● **Task to complete**
Return each line containing "JSON".
((
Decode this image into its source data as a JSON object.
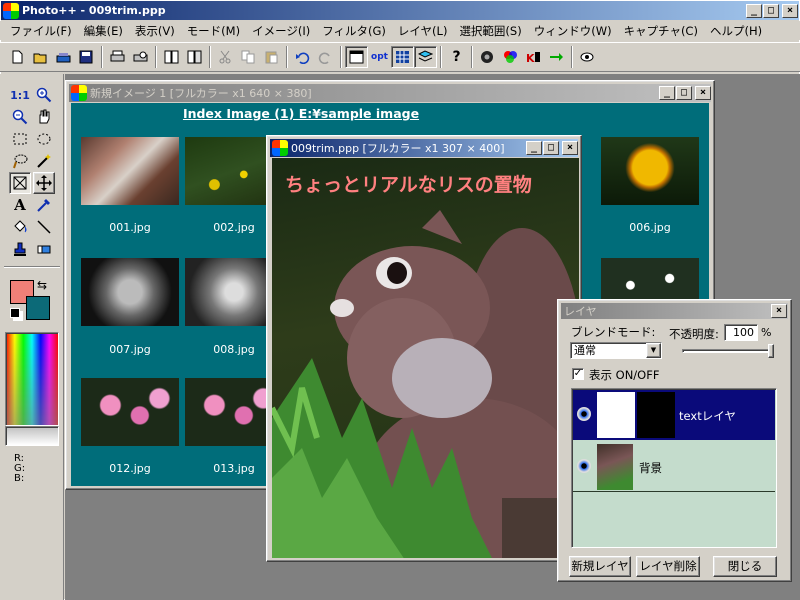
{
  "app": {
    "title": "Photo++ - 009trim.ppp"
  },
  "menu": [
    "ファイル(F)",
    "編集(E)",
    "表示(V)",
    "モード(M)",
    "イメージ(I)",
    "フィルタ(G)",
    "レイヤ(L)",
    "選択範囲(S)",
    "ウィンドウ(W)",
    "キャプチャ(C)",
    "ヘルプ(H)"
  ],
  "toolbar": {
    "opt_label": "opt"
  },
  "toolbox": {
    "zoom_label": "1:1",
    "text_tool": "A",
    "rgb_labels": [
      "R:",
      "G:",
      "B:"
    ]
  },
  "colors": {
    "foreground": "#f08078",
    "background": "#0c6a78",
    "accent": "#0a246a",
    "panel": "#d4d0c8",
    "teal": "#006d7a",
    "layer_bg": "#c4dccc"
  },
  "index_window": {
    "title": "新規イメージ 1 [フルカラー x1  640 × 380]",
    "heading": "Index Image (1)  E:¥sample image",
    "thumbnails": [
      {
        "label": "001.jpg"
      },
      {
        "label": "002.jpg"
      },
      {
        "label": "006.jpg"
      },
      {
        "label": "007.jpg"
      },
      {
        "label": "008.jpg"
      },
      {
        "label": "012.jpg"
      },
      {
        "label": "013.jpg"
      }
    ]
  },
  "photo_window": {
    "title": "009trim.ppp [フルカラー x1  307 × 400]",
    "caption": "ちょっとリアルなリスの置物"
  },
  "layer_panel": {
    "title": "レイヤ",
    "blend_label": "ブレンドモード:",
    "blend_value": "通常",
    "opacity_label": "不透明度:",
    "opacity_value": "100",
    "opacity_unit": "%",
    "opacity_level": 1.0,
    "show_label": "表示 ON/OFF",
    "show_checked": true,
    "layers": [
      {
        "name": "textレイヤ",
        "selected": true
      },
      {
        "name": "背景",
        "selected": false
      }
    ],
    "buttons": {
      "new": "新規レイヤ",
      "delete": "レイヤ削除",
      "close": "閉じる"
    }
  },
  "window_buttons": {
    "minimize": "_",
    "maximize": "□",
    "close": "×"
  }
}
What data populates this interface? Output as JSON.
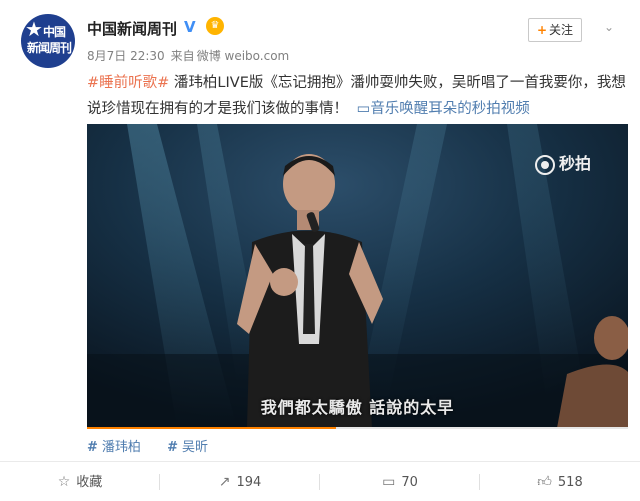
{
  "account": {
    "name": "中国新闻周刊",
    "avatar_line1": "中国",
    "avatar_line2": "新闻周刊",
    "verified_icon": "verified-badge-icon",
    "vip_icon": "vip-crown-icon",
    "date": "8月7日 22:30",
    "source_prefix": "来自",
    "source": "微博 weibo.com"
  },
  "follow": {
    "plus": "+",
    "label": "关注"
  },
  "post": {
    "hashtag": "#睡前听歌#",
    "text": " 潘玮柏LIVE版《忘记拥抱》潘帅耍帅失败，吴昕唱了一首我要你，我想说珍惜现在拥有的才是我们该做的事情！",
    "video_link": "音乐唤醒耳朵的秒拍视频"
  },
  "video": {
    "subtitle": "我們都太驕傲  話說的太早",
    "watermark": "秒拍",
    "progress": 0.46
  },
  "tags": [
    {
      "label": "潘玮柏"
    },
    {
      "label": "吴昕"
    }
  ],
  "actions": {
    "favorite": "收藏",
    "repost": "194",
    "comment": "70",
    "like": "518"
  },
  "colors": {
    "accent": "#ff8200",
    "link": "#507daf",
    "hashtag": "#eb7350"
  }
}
))
((
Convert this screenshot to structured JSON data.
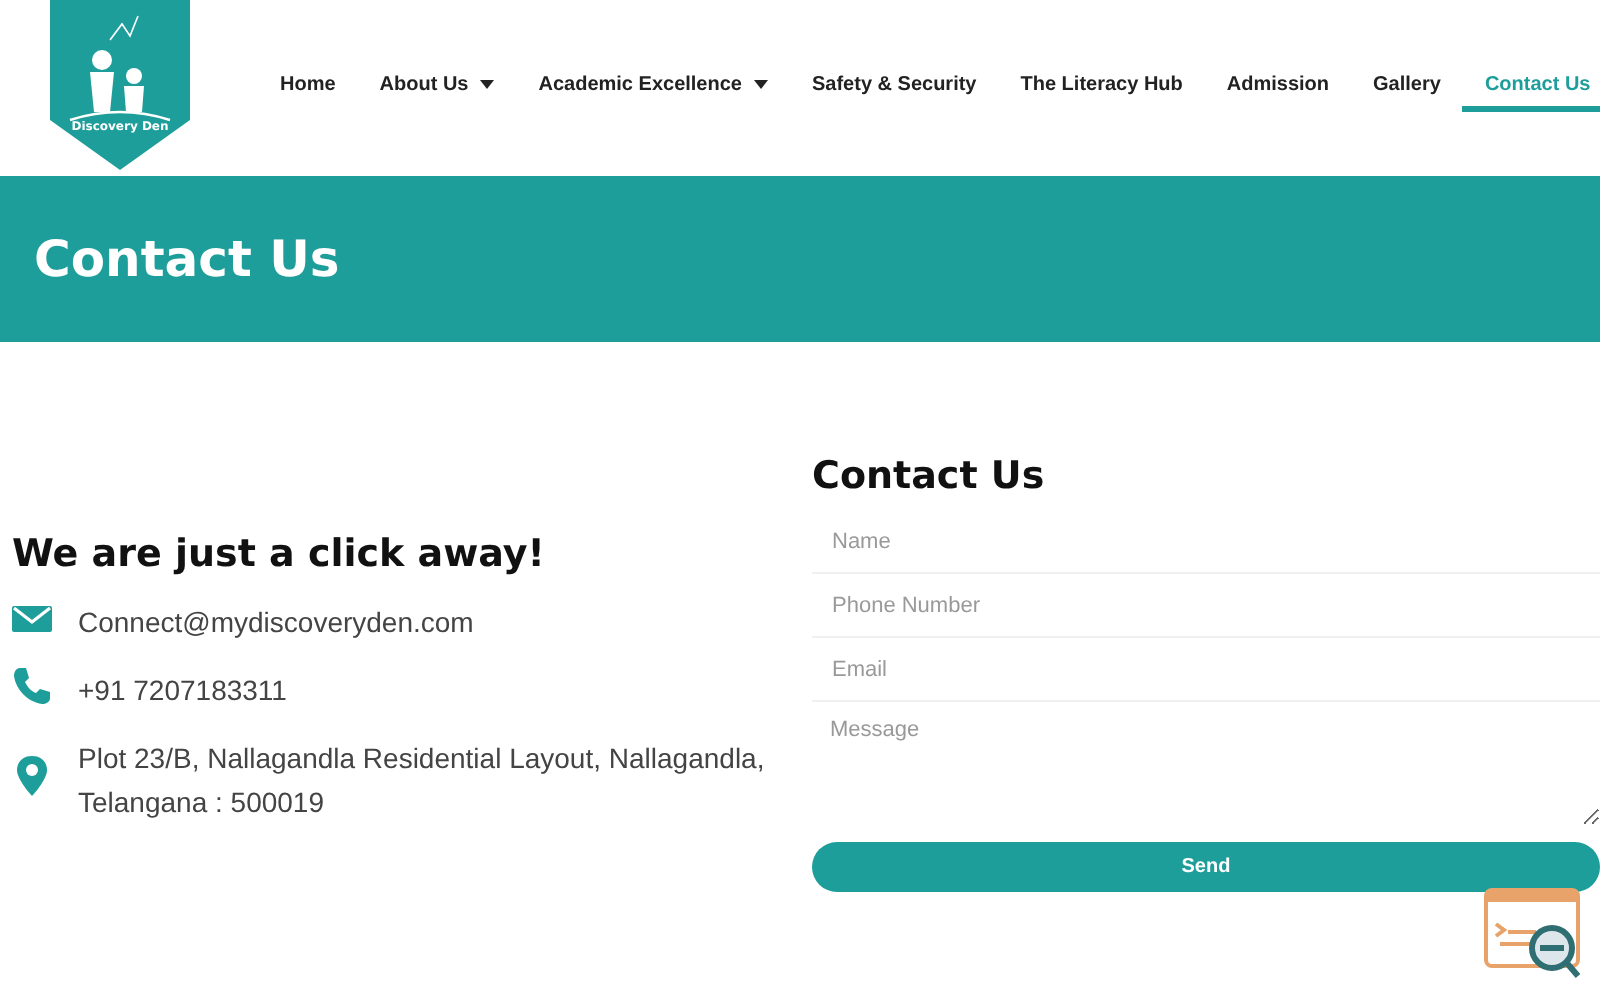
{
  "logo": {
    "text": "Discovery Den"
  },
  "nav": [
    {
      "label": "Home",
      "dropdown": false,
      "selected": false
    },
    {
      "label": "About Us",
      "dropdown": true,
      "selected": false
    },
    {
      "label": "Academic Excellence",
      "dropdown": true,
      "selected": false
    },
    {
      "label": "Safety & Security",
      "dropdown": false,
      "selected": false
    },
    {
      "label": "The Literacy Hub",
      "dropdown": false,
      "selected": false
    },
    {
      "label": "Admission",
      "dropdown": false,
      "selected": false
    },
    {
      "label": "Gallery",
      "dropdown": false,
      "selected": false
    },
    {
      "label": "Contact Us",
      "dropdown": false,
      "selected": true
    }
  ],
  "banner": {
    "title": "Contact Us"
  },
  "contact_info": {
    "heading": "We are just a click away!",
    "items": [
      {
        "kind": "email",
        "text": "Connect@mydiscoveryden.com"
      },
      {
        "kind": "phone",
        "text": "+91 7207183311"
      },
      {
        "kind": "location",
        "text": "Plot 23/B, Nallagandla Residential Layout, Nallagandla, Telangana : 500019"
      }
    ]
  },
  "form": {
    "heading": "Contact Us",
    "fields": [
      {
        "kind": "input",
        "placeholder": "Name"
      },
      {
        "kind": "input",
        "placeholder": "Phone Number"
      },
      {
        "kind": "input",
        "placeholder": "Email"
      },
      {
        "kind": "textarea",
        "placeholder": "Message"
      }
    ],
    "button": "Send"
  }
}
))
● **Full answer**
Decode this image into its source data as a JSON object.
What data populates this interface? Output as JSON.
Convert this screenshot to structured JSON data.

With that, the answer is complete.